Work to do: Print all the entries verbatim.

Entries supplied:
::::::::::
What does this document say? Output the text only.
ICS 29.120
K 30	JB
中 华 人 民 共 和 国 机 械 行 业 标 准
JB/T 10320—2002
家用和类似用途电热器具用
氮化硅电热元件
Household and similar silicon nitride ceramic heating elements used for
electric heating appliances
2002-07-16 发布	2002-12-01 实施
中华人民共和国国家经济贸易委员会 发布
::::::::::
Reply to the exercise:
What does this document say? Output the text only.
ICS 29.120
K 30	JB
中 华 人 民 共 和 国 机 械 行 业 标 准
JB/T 10320—2002
家用和类似用途电热器具用
氮化硅电热元件
Household and similar silicon nitride ceramic heating elements used for
electric heating appliances
2002-07-16 发布	2002-12-01 实施
中华人民共和国国家经济贸易委员会 发布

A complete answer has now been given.